--- Aim ---
Go through the entries below and copy each line containing the word "CAVIDAD".

Entries from a dataset
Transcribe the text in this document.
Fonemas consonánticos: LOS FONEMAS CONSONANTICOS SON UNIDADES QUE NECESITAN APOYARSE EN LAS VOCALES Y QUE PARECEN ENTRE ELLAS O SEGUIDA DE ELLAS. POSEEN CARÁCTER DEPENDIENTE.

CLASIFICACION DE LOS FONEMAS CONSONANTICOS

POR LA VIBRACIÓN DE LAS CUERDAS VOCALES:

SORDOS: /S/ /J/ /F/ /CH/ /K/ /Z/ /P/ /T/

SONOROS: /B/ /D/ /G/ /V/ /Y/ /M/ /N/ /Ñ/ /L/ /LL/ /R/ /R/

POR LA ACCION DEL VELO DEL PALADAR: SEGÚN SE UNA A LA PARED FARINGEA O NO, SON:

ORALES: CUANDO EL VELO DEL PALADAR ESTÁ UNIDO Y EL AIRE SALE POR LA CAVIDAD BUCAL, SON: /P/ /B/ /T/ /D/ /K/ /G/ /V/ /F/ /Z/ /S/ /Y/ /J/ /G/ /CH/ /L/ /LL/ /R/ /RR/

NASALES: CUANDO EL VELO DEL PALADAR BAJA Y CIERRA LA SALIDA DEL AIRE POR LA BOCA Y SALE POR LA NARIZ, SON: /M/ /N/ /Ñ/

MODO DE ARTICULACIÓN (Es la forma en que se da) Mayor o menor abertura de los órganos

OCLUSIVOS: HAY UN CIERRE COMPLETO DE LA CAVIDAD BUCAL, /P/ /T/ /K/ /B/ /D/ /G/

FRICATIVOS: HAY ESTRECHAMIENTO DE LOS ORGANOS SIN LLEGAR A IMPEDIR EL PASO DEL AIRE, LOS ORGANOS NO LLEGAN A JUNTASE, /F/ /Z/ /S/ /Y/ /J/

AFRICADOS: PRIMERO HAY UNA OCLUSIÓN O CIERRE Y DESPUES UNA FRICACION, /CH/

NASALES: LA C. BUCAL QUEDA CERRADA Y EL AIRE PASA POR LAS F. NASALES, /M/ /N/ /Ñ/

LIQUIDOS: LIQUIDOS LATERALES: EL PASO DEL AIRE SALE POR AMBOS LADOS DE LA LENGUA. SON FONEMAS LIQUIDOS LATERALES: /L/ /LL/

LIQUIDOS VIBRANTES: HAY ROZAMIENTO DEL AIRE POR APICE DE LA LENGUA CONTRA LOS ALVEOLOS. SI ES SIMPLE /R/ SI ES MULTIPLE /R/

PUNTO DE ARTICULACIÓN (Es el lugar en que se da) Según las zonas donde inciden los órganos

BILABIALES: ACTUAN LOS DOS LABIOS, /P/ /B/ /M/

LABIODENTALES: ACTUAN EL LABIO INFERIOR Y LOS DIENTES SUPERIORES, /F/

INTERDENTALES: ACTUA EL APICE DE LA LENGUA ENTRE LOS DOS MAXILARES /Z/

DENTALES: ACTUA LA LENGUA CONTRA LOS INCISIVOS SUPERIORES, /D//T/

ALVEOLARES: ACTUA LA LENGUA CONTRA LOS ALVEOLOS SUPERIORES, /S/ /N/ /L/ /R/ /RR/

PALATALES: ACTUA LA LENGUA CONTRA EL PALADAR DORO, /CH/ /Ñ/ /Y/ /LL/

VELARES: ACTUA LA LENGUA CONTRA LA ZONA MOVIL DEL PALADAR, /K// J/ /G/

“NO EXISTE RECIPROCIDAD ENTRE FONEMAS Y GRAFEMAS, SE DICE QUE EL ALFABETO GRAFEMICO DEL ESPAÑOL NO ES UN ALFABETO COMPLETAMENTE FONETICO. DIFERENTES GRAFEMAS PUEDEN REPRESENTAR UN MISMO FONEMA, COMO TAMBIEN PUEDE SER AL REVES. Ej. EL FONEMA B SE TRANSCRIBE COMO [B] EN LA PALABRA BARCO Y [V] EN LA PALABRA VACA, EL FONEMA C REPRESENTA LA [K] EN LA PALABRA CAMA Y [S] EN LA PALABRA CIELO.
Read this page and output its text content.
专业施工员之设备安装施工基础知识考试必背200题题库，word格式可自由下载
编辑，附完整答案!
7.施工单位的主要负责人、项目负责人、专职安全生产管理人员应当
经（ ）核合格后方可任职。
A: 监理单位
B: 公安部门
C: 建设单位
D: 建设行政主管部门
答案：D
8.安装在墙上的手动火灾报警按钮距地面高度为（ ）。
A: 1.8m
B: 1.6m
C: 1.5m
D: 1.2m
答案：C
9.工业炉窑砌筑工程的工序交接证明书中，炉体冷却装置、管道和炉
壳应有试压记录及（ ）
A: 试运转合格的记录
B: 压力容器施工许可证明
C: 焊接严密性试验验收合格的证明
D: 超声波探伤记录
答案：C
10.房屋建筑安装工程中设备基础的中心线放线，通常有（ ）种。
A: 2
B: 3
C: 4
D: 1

--- Task response ---
ORALES: CUANDO EL VELO DEL PALADAR ESTÁ UNIDO Y EL AIRE SALE POR LA CAVIDAD BUCAL, SON: /P/ /B/ /T/ /D/ /K/ /G/ /V/ /F/ /Z/ /S/ /Y/ /J/ /G/ /CH/ /L/ /LL/ /R/ /RR/
OCLUSIVOS: HAY UN CIERRE COMPLETO DE LA CAVIDAD BUCAL, /P/ /T/ /K/ /B/ /D/ /G/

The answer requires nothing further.